> **Short exercise**: Extract, from the listing that follows, each line containing the word "México".

----- Data records

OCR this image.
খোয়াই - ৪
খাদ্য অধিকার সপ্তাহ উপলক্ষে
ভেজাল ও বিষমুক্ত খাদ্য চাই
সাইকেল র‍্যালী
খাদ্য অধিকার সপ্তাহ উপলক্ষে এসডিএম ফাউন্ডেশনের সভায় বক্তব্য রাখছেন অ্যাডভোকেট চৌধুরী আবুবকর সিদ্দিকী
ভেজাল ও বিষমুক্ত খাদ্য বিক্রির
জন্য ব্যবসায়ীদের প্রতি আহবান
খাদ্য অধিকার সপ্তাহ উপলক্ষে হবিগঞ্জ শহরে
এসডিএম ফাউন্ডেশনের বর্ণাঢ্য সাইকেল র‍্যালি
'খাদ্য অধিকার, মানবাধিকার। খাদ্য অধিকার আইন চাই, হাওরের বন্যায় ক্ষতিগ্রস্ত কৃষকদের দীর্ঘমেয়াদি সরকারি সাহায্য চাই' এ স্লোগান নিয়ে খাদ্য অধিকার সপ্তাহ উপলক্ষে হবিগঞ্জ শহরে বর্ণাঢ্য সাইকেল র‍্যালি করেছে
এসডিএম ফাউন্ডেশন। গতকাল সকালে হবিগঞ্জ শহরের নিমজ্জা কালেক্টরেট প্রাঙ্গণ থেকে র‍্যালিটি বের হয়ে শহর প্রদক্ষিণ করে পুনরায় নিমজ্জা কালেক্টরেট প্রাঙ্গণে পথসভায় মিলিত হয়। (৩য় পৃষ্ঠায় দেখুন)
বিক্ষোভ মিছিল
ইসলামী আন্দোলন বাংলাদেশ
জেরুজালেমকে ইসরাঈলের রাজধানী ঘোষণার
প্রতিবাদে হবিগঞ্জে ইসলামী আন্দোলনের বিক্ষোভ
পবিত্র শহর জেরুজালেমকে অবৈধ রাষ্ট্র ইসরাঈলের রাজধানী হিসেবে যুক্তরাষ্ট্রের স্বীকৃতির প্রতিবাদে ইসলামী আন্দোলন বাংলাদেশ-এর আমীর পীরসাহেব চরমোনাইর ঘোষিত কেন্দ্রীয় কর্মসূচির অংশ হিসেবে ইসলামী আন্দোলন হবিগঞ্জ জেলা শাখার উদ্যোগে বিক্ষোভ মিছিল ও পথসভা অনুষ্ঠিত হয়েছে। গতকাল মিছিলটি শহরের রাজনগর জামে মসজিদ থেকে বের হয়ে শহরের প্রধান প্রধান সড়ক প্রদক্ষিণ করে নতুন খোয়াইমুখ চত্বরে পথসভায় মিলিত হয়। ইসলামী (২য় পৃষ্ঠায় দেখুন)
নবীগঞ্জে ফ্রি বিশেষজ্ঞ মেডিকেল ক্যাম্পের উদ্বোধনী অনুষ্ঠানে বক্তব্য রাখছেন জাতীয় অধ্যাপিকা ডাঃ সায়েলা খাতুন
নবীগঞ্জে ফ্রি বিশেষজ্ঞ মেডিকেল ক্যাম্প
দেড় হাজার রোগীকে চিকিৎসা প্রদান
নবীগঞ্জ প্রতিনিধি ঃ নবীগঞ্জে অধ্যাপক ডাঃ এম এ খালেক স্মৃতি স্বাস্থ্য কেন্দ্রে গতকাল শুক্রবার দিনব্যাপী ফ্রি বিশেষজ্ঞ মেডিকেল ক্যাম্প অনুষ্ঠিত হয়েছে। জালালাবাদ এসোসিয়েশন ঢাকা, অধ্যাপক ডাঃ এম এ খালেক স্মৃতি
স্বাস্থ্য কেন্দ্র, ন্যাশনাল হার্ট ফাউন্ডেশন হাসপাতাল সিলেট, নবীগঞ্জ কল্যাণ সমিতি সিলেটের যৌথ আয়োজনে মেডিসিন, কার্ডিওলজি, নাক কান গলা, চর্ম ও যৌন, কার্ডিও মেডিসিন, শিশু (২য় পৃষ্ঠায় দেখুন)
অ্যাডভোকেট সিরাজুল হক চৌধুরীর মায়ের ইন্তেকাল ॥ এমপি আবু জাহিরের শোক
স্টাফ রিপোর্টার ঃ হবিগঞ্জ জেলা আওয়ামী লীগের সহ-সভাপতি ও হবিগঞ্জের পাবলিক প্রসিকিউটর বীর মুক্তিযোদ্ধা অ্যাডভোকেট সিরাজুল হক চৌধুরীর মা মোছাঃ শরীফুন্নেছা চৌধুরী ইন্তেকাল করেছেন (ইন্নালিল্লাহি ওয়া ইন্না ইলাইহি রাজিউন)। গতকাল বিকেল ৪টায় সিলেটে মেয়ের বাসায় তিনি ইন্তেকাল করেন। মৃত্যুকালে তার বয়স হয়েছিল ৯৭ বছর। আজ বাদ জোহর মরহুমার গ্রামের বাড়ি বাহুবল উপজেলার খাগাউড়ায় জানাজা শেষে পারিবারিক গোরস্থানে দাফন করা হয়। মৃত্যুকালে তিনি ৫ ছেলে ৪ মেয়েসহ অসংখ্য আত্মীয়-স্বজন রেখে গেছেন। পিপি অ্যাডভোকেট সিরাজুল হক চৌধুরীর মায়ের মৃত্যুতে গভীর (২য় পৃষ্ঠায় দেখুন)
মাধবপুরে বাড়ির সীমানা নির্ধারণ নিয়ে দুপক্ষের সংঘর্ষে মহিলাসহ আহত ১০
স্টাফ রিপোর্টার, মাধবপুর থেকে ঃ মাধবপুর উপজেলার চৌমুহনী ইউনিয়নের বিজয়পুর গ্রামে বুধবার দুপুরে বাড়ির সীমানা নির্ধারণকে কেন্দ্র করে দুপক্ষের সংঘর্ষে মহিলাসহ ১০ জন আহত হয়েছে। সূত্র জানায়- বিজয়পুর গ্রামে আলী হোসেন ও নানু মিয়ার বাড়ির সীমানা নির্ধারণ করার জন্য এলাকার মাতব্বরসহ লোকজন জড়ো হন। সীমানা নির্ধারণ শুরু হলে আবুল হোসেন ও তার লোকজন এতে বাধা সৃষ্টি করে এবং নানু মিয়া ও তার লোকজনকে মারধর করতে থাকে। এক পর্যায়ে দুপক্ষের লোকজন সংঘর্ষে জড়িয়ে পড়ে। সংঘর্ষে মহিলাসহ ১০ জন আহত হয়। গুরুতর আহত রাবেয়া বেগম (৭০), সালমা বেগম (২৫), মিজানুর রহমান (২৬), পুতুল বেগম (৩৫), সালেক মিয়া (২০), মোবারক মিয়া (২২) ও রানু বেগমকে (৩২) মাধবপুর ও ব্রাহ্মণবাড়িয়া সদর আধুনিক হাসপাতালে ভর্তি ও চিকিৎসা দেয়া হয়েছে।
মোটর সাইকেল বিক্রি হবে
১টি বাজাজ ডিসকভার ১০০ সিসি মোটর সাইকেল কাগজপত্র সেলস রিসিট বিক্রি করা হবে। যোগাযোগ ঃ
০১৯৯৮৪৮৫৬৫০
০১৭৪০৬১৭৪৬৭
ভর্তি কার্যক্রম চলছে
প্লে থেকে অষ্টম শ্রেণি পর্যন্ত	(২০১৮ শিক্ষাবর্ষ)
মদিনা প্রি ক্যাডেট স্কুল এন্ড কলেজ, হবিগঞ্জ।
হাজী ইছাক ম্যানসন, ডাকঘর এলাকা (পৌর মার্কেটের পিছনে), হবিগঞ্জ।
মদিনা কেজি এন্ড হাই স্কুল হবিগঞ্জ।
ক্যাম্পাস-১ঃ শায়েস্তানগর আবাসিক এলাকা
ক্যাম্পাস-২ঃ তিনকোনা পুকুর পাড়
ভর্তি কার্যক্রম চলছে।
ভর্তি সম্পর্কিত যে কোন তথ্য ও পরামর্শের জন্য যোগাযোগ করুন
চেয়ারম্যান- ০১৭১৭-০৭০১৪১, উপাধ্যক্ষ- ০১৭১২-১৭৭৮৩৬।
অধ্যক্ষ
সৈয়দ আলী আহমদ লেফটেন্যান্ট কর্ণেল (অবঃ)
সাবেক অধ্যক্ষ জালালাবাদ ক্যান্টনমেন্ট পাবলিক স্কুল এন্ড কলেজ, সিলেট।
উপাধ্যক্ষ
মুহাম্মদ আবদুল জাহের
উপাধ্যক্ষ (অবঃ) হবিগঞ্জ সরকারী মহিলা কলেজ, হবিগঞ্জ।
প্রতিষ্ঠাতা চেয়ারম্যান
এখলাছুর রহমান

----------
----- Data records

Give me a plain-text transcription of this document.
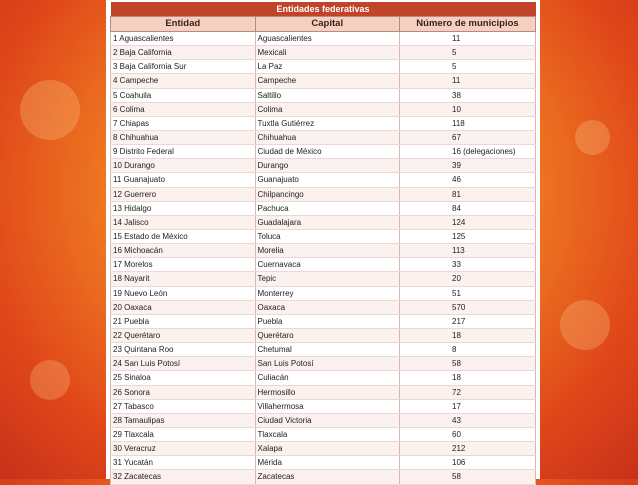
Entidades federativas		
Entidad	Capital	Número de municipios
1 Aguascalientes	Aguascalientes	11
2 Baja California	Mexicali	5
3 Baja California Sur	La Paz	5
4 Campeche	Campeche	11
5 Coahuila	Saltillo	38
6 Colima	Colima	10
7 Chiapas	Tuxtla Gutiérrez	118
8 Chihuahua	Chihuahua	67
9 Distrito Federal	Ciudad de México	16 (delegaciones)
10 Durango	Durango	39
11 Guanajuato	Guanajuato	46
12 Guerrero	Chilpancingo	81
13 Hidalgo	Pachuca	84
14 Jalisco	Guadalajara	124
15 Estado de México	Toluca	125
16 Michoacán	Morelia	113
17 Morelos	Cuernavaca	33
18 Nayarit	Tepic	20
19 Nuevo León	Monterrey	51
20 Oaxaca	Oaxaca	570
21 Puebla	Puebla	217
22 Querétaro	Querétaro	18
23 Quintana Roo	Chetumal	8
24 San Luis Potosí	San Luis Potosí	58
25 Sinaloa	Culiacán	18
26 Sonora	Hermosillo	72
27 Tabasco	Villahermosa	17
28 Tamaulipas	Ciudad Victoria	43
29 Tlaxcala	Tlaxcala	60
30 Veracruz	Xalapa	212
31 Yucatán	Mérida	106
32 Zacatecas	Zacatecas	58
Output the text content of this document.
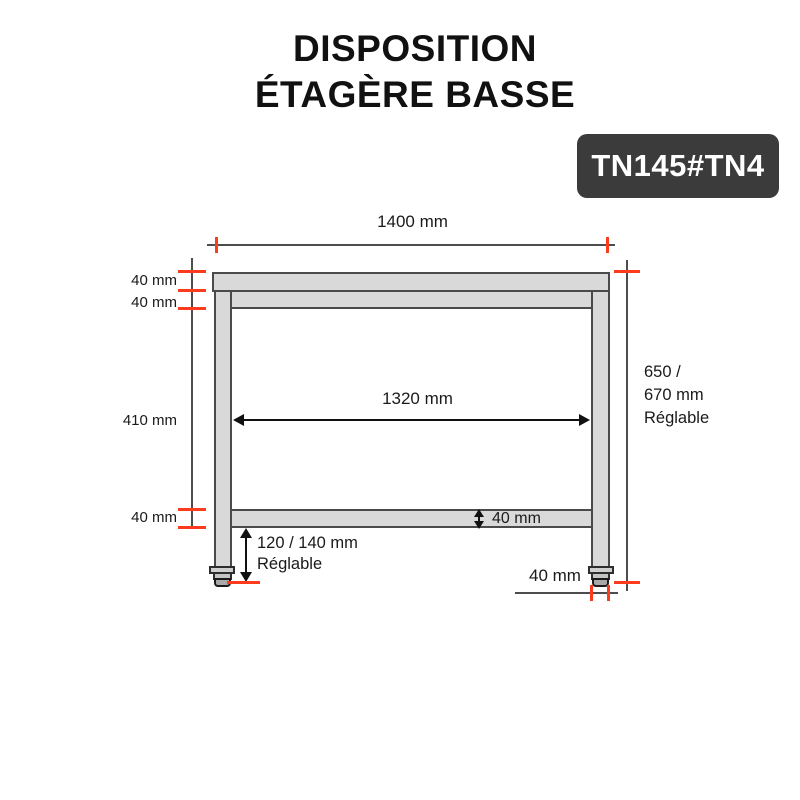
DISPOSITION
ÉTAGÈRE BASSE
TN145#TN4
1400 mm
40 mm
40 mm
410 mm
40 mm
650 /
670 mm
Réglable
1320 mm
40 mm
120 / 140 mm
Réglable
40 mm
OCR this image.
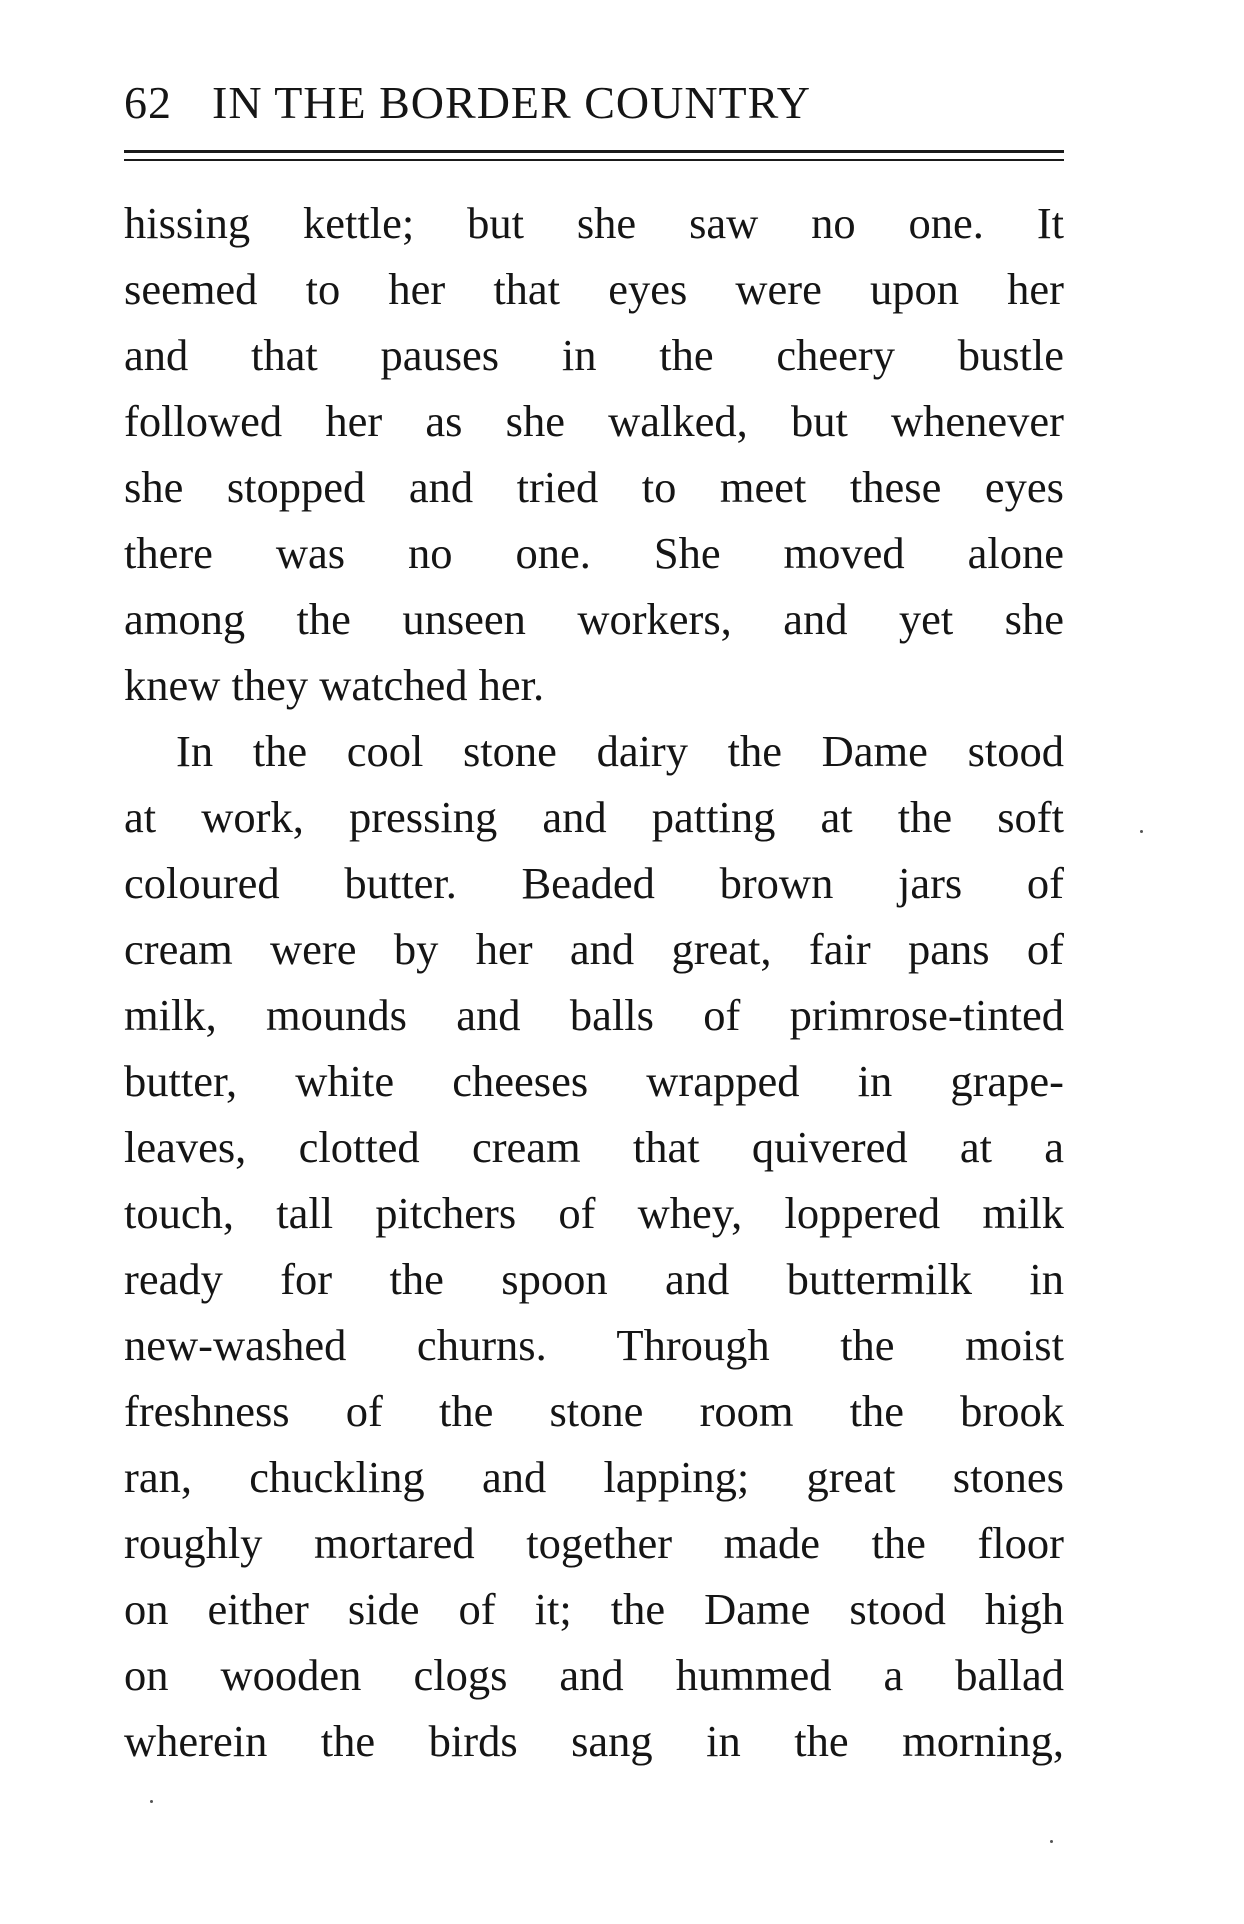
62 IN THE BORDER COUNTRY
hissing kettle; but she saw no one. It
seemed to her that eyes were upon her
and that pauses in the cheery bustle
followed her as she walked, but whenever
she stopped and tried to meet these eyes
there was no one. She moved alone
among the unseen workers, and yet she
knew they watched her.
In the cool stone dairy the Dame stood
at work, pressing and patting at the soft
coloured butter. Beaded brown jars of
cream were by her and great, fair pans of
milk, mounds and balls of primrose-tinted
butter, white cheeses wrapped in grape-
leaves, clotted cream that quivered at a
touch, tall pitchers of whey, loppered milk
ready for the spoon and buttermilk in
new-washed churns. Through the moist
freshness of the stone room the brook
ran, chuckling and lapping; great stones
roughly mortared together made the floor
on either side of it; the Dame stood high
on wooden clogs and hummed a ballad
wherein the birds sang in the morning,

----------
----- Data records

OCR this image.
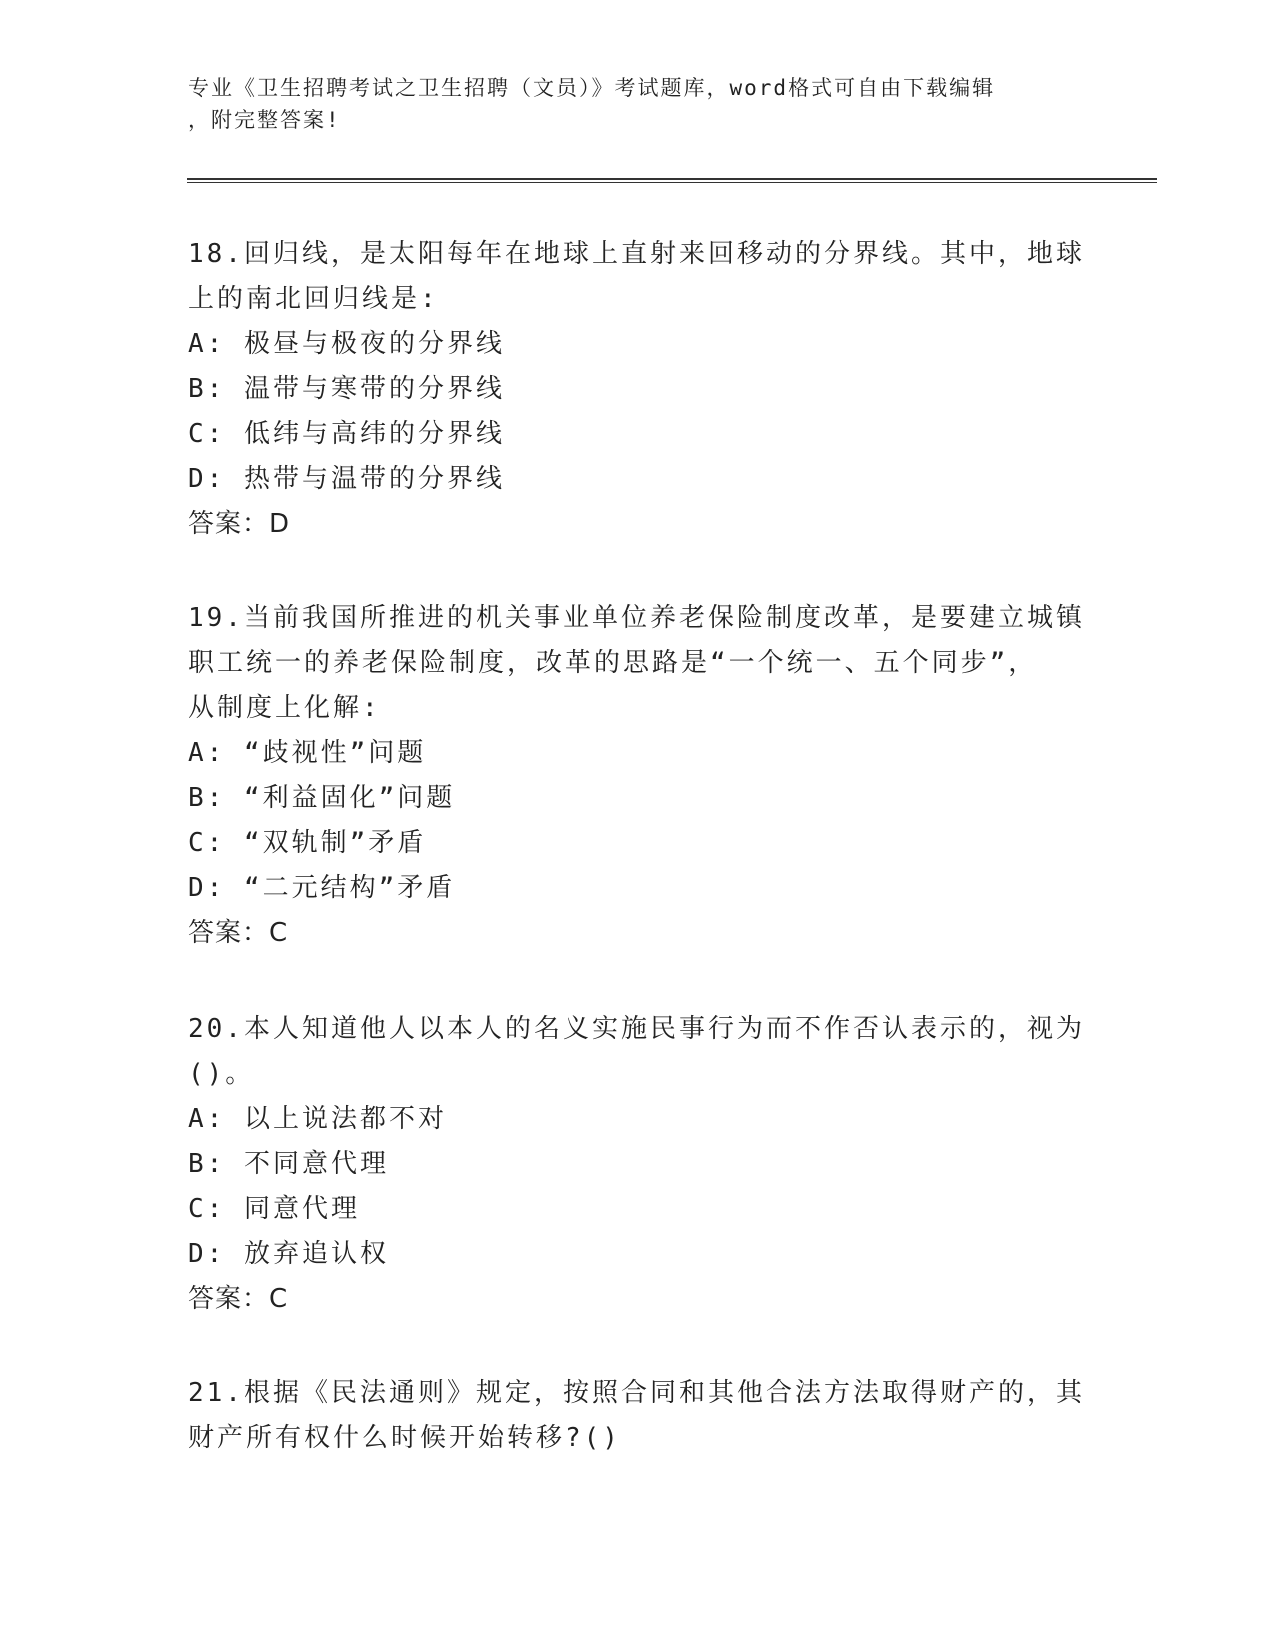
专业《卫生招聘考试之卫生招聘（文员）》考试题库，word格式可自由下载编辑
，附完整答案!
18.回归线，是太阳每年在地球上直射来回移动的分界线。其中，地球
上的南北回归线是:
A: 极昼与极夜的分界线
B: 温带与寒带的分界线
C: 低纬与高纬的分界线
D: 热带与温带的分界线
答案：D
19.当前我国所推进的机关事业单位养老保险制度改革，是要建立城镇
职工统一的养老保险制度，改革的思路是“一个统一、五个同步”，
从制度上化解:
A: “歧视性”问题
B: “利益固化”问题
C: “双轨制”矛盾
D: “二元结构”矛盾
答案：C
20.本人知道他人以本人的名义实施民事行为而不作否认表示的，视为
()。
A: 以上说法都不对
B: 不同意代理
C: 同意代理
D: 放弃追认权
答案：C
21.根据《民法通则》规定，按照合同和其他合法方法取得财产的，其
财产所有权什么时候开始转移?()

----------

> **Exercise result**:
9 Distrito Federal	Ciudad de México	16 (delegaciones)
15 Estado de México	Toluca	125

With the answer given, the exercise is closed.